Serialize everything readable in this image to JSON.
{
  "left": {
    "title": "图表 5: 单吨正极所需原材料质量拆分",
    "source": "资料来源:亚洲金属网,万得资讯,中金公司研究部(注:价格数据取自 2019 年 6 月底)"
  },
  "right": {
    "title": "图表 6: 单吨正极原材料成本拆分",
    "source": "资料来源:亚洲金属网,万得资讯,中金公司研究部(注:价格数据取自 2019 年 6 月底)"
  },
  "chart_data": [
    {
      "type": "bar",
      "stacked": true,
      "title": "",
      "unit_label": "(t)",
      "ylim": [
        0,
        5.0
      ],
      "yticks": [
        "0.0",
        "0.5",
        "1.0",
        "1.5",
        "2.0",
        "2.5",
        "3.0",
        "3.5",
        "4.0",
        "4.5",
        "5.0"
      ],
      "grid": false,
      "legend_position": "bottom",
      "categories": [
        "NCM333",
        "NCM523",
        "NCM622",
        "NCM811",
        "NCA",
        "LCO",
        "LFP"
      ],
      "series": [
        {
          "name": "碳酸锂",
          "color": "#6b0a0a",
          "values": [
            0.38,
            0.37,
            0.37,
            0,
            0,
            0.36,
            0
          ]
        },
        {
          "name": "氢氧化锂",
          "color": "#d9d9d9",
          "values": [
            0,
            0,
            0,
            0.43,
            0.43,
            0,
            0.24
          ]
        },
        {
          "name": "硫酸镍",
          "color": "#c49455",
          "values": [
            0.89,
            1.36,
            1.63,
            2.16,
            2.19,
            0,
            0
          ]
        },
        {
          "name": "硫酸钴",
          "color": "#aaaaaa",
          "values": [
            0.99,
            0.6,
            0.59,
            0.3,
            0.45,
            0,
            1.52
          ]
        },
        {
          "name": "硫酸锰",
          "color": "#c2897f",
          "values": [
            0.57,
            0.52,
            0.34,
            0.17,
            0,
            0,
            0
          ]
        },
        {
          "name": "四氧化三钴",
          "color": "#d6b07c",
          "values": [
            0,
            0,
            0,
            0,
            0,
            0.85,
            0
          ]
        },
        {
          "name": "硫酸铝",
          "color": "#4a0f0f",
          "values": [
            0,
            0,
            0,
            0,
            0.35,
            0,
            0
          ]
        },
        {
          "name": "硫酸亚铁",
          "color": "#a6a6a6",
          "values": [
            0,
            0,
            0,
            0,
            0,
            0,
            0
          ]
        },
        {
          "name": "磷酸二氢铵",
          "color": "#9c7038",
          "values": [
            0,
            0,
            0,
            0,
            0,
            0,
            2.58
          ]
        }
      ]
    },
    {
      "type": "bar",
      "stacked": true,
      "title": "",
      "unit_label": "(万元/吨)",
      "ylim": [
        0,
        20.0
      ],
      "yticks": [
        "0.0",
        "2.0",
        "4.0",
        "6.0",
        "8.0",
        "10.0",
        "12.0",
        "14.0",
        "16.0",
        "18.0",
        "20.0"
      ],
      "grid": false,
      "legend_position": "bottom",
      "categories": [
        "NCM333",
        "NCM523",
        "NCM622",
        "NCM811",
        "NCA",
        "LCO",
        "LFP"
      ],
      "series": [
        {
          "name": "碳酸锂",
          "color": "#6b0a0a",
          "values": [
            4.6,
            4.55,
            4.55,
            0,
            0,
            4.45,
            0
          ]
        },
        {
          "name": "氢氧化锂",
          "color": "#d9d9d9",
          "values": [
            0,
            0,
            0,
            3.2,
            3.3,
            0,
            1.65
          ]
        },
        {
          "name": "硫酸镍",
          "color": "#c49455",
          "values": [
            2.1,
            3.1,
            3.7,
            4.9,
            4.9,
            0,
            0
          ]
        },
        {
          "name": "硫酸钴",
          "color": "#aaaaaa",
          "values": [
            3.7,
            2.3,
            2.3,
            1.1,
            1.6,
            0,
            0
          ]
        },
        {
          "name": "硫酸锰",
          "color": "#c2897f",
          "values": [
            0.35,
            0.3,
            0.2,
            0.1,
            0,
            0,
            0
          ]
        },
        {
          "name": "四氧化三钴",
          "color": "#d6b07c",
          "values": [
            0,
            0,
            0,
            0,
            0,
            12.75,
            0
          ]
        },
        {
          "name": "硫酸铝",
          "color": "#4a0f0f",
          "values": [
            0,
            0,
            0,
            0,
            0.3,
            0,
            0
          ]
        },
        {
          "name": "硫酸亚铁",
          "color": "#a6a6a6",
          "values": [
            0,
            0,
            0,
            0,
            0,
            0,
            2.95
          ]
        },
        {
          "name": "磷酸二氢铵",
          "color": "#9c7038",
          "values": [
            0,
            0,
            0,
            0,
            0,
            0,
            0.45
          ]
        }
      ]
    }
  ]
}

# To do
Restate the whole of the material exactly.

# Full response
Serialize everything readable in this image to JSON.
{
  "left": {
    "title": "图表 5: 单吨正极所需原材料质量拆分",
    "source": "资料来源:亚洲金属网,万得资讯,中金公司研究部(注:价格数据取自 2019 年 6 月底)"
  },
  "right": {
    "title": "图表 6: 单吨正极原材料成本拆分",
    "source": "资料来源:亚洲金属网,万得资讯,中金公司研究部(注:价格数据取自 2019 年 6 月底)"
  },
  "chart_data": [
    {
      "type": "bar",
      "stacked": true,
      "title": "",
      "unit_label": "(t)",
      "ylim": [
        0,
        5.0
      ],
      "yticks": [
        "0.0",
        "0.5",
        "1.0",
        "1.5",
        "2.0",
        "2.5",
        "3.0",
        "3.5",
        "4.0",
        "4.5",
        "5.0"
      ],
      "grid": false,
      "legend_position": "bottom",
      "categories": [
        "NCM333",
        "NCM523",
        "NCM622",
        "NCM811",
        "NCA",
        "LCO",
        "LFP"
      ],
      "series": [
        {
          "name": "碳酸锂",
          "color": "#6b0a0a",
          "values": [
            0.38,
            0.37,
            0.37,
            0,
            0,
            0.36,
            0
          ]
        },
        {
          "name": "氢氧化锂",
          "color": "#d9d9d9",
          "values": [
            0,
            0,
            0,
            0.43,
            0.43,
            0,
            0.24
          ]
        },
        {
          "name": "硫酸镍",
          "color": "#c49455",
          "values": [
            0.89,
            1.36,
            1.63,
            2.16,
            2.19,
            0,
            0
          ]
        },
        {
          "name": "硫酸钴",
          "color": "#aaaaaa",
          "values": [
            0.99,
            0.6,
            0.59,
            0.3,
            0.45,
            0,
            1.52
          ]
        },
        {
          "name": "硫酸锰",
          "color": "#c2897f",
          "values": [
            0.57,
            0.52,
            0.34,
            0.17,
            0,
            0,
            0
          ]
        },
        {
          "name": "四氧化三钴",
          "color": "#d6b07c",
          "values": [
            0,
            0,
            0,
            0,
            0,
            0.85,
            0
          ]
        },
        {
          "name": "硫酸铝",
          "color": "#4a0f0f",
          "values": [
            0,
            0,
            0,
            0,
            0.35,
            0,
            0
          ]
        },
        {
          "name": "硫酸亚铁",
          "color": "#a6a6a6",
          "values": [
            0,
            0,
            0,
            0,
            0,
            0,
            0
          ]
        },
        {
          "name": "磷酸二氢铵",
          "color": "#9c7038",
          "values": [
            0,
            0,
            0,
            0,
            0,
            0,
            2.58
          ]
        }
      ]
    },
    {
      "type": "bar",
      "stacked": true,
      "title": "",
      "unit_label": "(万元/吨)",
      "ylim": [
        0,
        20.0
      ],
      "yticks": [
        "0.0",
        "2.0",
        "4.0",
        "6.0",
        "8.0",
        "10.0",
        "12.0",
        "14.0",
        "16.0",
        "18.0",
        "20.0"
      ],
      "grid": false,
      "legend_position": "bottom",
      "categories": [
        "NCM333",
        "NCM523",
        "NCM622",
        "NCM811",
        "NCA",
        "LCO",
        "LFP"
      ],
      "series": [
        {
          "name": "碳酸锂",
          "color": "#6b0a0a",
          "values": [
            4.6,
            4.55,
            4.55,
            0,
            0,
            4.45,
            0
          ]
        },
        {
          "name": "氢氧化锂",
          "color": "#d9d9d9",
          "values": [
            0,
            0,
            0,
            3.2,
            3.3,
            0,
            1.65
          ]
        },
        {
          "name": "硫酸镍",
          "color": "#c49455",
          "values": [
            2.1,
            3.1,
            3.7,
            4.9,
            4.9,
            0,
            0
          ]
        },
        {
          "name": "硫酸钴",
          "color": "#aaaaaa",
          "values": [
            3.7,
            2.3,
            2.3,
            1.1,
            1.6,
            0,
            0
          ]
        },
        {
          "name": "硫酸锰",
          "color": "#c2897f",
          "values": [
            0.35,
            0.3,
            0.2,
            0.1,
            0,
            0,
            0
          ]
        },
        {
          "name": "四氧化三钴",
          "color": "#d6b07c",
          "values": [
            0,
            0,
            0,
            0,
            0,
            12.75,
            0
          ]
        },
        {
          "name": "硫酸铝",
          "color": "#4a0f0f",
          "values": [
            0,
            0,
            0,
            0,
            0.3,
            0,
            0
          ]
        },
        {
          "name": "硫酸亚铁",
          "color": "#a6a6a6",
          "values": [
            0,
            0,
            0,
            0,
            0,
            0,
            2.95
          ]
        },
        {
          "name": "磷酸二氢铵",
          "color": "#9c7038",
          "values": [
            0,
            0,
            0,
            0,
            0,
            0,
            0.45
          ]
        }
      ]
    }
  ]
}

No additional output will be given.